Instruction: Give every line of the data again, unchanged, but with no pictures.

Dataset extract:
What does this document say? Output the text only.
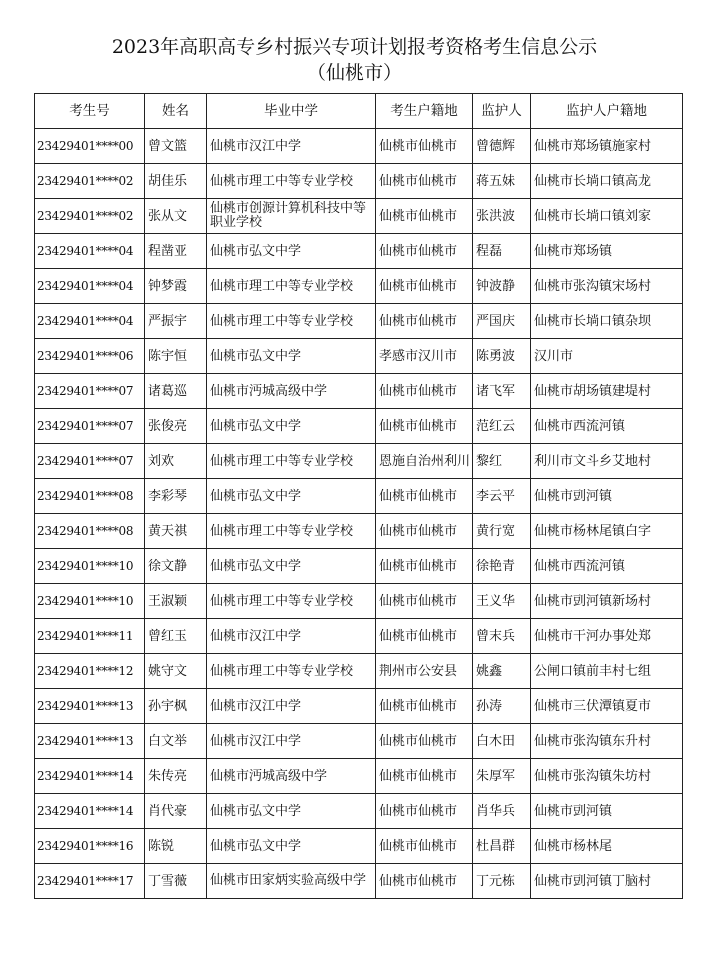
2023年高职高专乡村振兴专项计划报考资格考生信息公示
（仙桃市）
考生号	姓名	毕业中学	考生户籍地	监护人	监护人户籍地
23429401****00	曾文篮	仙桃市汉江中学	仙桃市仙桃市	曾德辉	仙桃市郑场镇施家村
23429401****02	胡佳乐	仙桃市理工中等专业学校	仙桃市仙桃市	蒋五妹	仙桃市长埫口镇高龙
23429401****02	张从文	仙桃市创源计算机科技中等职业学校	仙桃市仙桃市	张洪波	仙桃市长埫口镇刘家
23429401****04	程凿亚	仙桃市弘文中学	仙桃市仙桃市	程磊	仙桃市郑场镇
23429401****04	钟梦霞	仙桃市理工中等专业学校	仙桃市仙桃市	钟波静	仙桃市张沟镇宋场村
23429401****04	严振宇	仙桃市理工中等专业学校	仙桃市仙桃市	严国庆	仙桃市长埫口镇杂坝
23429401****06	陈宇恒	仙桃市弘文中学	孝感市汉川市	陈勇波	汉川市
23429401****07	诸葛巡	仙桃市沔城高级中学	仙桃市仙桃市	诸飞军	仙桃市胡场镇建堤村
23429401****07	张俊亮	仙桃市弘文中学	仙桃市仙桃市	范红云	仙桃市西流河镇
23429401****07	刘欢	仙桃市理工中等专业学校	恩施自治州利川	黎红	利川市文斗乡艾地村
23429401****08	李彩琴	仙桃市弘文中学	仙桃市仙桃市	李云平	仙桃市剅河镇
23429401****08	黄天祺	仙桃市理工中等专业学校	仙桃市仙桃市	黄行宽	仙桃市杨林尾镇白字
23429401****10	徐文静	仙桃市弘文中学	仙桃市仙桃市	徐艳青	仙桃市西流河镇
23429401****10	王淑颖	仙桃市理工中等专业学校	仙桃市仙桃市	王义华	仙桃市剅河镇新场村
23429401****11	曾红玉	仙桃市汉江中学	仙桃市仙桃市	曾末兵	仙桃市干河办事处郑
23429401****12	姚守文	仙桃市理工中等专业学校	荆州市公安县	姚鑫	公闸口镇前丰村七组
23429401****13	孙宇枫	仙桃市汉江中学	仙桃市仙桃市	孙涛	仙桃市三伏潭镇夏市
23429401****13	白文举	仙桃市汉江中学	仙桃市仙桃市	白木田	仙桃市张沟镇东升村
23429401****14	朱传亮	仙桃市沔城高级中学	仙桃市仙桃市	朱厚军	仙桃市张沟镇朱坊村
23429401****14	肖代豪	仙桃市弘文中学	仙桃市仙桃市	肖华兵	仙桃市剅河镇
23429401****16	陈锐	仙桃市弘文中学	仙桃市仙桃市	杜昌群	仙桃市杨林尾
23429401****17	丁雪薇	仙桃市田家炳实验高级中学	仙桃市仙桃市	丁元栋	仙桃市剅河镇丁脑村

Task response:
What does this document say? Output the text only.
2023年高职高专乡村振兴专项计划报考资格考生信息公示
（仙桃市）
考生号	姓名	毕业中学	考生户籍地	监护人	监护人户籍地
23429401****00	曾文篮	仙桃市汉江中学	仙桃市仙桃市	曾德辉	仙桃市郑场镇施家村
23429401****02	胡佳乐	仙桃市理工中等专业学校	仙桃市仙桃市	蒋五妹	仙桃市长埫口镇高龙
23429401****02	张从文	仙桃市创源计算机科技中等职业学校	仙桃市仙桃市	张洪波	仙桃市长埫口镇刘家
23429401****04	程凿亚	仙桃市弘文中学	仙桃市仙桃市	程磊	仙桃市郑场镇
23429401****04	钟梦霞	仙桃市理工中等专业学校	仙桃市仙桃市	钟波静	仙桃市张沟镇宋场村
23429401****04	严振宇	仙桃市理工中等专业学校	仙桃市仙桃市	严国庆	仙桃市长埫口镇杂坝
23429401****06	陈宇恒	仙桃市弘文中学	孝感市汉川市	陈勇波	汉川市
23429401****07	诸葛巡	仙桃市沔城高级中学	仙桃市仙桃市	诸飞军	仙桃市胡场镇建堤村
23429401****07	张俊亮	仙桃市弘文中学	仙桃市仙桃市	范红云	仙桃市西流河镇
23429401****07	刘欢	仙桃市理工中等专业学校	恩施自治州利川	黎红	利川市文斗乡艾地村
23429401****08	李彩琴	仙桃市弘文中学	仙桃市仙桃市	李云平	仙桃市剅河镇
23429401****08	黄天祺	仙桃市理工中等专业学校	仙桃市仙桃市	黄行宽	仙桃市杨林尾镇白字
23429401****10	徐文静	仙桃市弘文中学	仙桃市仙桃市	徐艳青	仙桃市西流河镇
23429401****10	王淑颖	仙桃市理工中等专业学校	仙桃市仙桃市	王义华	仙桃市剅河镇新场村
23429401****11	曾红玉	仙桃市汉江中学	仙桃市仙桃市	曾末兵	仙桃市干河办事处郑
23429401****12	姚守文	仙桃市理工中等专业学校	荆州市公安县	姚鑫	公闸口镇前丰村七组
23429401****13	孙宇枫	仙桃市汉江中学	仙桃市仙桃市	孙涛	仙桃市三伏潭镇夏市
23429401****13	白文举	仙桃市汉江中学	仙桃市仙桃市	白木田	仙桃市张沟镇东升村
23429401****14	朱传亮	仙桃市沔城高级中学	仙桃市仙桃市	朱厚军	仙桃市张沟镇朱坊村
23429401****14	肖代豪	仙桃市弘文中学	仙桃市仙桃市	肖华兵	仙桃市剅河镇
23429401****16	陈锐	仙桃市弘文中学	仙桃市仙桃市	杜昌群	仙桃市杨林尾
23429401****17	丁雪薇	仙桃市田家炳实验高级中学	仙桃市仙桃市	丁元栋	仙桃市剅河镇丁脑村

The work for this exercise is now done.